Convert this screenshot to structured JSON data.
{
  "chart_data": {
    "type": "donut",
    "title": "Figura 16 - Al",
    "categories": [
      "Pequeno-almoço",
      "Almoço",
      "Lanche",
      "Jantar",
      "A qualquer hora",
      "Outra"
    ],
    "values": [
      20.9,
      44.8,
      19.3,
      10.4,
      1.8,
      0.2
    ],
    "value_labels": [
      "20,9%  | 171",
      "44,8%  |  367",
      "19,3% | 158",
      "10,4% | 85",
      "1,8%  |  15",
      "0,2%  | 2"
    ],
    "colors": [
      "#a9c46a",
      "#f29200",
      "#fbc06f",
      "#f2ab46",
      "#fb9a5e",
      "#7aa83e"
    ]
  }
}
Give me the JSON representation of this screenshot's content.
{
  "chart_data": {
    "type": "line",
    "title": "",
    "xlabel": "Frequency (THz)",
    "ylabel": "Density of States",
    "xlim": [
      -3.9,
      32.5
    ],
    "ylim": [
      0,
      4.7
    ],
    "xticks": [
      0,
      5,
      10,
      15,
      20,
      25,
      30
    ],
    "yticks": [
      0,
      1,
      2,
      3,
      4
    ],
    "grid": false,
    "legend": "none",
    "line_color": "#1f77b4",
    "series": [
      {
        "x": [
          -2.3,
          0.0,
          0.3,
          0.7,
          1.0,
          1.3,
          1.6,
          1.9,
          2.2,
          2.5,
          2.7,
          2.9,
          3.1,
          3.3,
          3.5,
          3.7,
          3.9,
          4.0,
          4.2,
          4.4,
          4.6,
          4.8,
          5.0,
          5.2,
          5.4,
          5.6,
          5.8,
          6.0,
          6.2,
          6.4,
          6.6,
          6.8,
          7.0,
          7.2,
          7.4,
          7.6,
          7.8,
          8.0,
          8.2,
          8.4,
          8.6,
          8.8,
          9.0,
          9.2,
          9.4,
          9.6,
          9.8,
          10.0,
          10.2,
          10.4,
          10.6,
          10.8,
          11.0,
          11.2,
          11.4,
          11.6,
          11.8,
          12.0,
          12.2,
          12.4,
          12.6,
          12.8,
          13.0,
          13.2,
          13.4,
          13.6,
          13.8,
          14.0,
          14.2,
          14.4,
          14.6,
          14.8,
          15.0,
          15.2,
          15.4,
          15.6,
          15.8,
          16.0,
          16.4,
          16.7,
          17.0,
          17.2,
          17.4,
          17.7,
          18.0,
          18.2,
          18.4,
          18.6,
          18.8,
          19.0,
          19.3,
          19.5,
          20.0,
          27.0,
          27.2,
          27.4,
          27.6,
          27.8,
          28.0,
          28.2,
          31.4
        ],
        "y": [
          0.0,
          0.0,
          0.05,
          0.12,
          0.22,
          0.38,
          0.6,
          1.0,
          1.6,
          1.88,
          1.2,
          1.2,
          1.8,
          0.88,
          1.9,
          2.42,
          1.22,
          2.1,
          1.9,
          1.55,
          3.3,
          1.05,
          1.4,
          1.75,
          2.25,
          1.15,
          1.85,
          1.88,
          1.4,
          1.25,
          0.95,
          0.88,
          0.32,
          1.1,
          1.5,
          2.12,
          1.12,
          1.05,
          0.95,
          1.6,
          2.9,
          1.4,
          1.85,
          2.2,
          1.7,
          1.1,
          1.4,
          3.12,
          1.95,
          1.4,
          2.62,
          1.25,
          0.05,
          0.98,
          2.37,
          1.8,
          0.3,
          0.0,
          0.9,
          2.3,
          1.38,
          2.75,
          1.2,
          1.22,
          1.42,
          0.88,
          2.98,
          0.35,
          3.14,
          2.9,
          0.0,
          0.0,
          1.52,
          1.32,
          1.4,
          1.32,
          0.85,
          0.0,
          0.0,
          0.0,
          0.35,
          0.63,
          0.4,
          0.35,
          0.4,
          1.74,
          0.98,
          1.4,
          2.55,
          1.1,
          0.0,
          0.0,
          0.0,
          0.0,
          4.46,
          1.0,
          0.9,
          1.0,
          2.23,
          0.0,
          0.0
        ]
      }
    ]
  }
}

▸ Task goal
All of the lines above must be returned exactly.

▸ Reply
Convert this screenshot to structured JSON data.
{
  "chart_data": {
    "type": "donut",
    "title": "Figura 16 - Al",
    "categories": [
      "Pequeno-almoço",
      "Almoço",
      "Lanche",
      "Jantar",
      "A qualquer hora",
      "Outra"
    ],
    "values": [
      20.9,
      44.8,
      19.3,
      10.4,
      1.8,
      0.2
    ],
    "value_labels": [
      "20,9%  | 171",
      "44,8%  |  367",
      "19,3% | 158",
      "10,4% | 85",
      "1,8%  |  15",
      "0,2%  | 2"
    ],
    "colors": [
      "#a9c46a",
      "#f29200",
      "#fbc06f",
      "#f2ab46",
      "#fb9a5e",
      "#7aa83e"
    ]
  }
}
Give me the JSON representation of this screenshot's content.
{
  "chart_data": {
    "type": "line",
    "title": "",
    "xlabel": "Frequency (THz)",
    "ylabel": "Density of States",
    "xlim": [
      -3.9,
      32.5
    ],
    "ylim": [
      0,
      4.7
    ],
    "xticks": [
      0,
      5,
      10,
      15,
      20,
      25,
      30
    ],
    "yticks": [
      0,
      1,
      2,
      3,
      4
    ],
    "grid": false,
    "legend": "none",
    "line_color": "#1f77b4",
    "series": [
      {
        "x": [
          -2.3,
          0.0,
          0.3,
          0.7,
          1.0,
          1.3,
          1.6,
          1.9,
          2.2,
          2.5,
          2.7,
          2.9,
          3.1,
          3.3,
          3.5,
          3.7,
          3.9,
          4.0,
          4.2,
          4.4,
          4.6,
          4.8,
          5.0,
          5.2,
          5.4,
          5.6,
          5.8,
          6.0,
          6.2,
          6.4,
          6.6,
          6.8,
          7.0,
          7.2,
          7.4,
          7.6,
          7.8,
          8.0,
          8.2,
          8.4,
          8.6,
          8.8,
          9.0,
          9.2,
          9.4,
          9.6,
          9.8,
          10.0,
          10.2,
          10.4,
          10.6,
          10.8,
          11.0,
          11.2,
          11.4,
          11.6,
          11.8,
          12.0,
          12.2,
          12.4,
          12.6,
          12.8,
          13.0,
          13.2,
          13.4,
          13.6,
          13.8,
          14.0,
          14.2,
          14.4,
          14.6,
          14.8,
          15.0,
          15.2,
          15.4,
          15.6,
          15.8,
          16.0,
          16.4,
          16.7,
          17.0,
          17.2,
          17.4,
          17.7,
          18.0,
          18.2,
          18.4,
          18.6,
          18.8,
          19.0,
          19.3,
          19.5,
          20.0,
          27.0,
          27.2,
          27.4,
          27.6,
          27.8,
          28.0,
          28.2,
          31.4
        ],
        "y": [
          0.0,
          0.0,
          0.05,
          0.12,
          0.22,
          0.38,
          0.6,
          1.0,
          1.6,
          1.88,
          1.2,
          1.2,
          1.8,
          0.88,
          1.9,
          2.42,
          1.22,
          2.1,
          1.9,
          1.55,
          3.3,
          1.05,
          1.4,
          1.75,
          2.25,
          1.15,
          1.85,
          1.88,
          1.4,
          1.25,
          0.95,
          0.88,
          0.32,
          1.1,
          1.5,
          2.12,
          1.12,
          1.05,
          0.95,
          1.6,
          2.9,
          1.4,
          1.85,
          2.2,
          1.7,
          1.1,
          1.4,
          3.12,
          1.95,
          1.4,
          2.62,
          1.25,
          0.05,
          0.98,
          2.37,
          1.8,
          0.3,
          0.0,
          0.9,
          2.3,
          1.38,
          2.75,
          1.2,
          1.22,
          1.42,
          0.88,
          2.98,
          0.35,
          3.14,
          2.9,
          0.0,
          0.0,
          1.52,
          1.32,
          1.4,
          1.32,
          0.85,
          0.0,
          0.0,
          0.0,
          0.35,
          0.63,
          0.4,
          0.35,
          0.4,
          1.74,
          0.98,
          1.4,
          2.55,
          1.1,
          0.0,
          0.0,
          0.0,
          0.0,
          4.46,
          1.0,
          0.9,
          1.0,
          2.23,
          0.0,
          0.0
        ]
      }
    ]
  }
}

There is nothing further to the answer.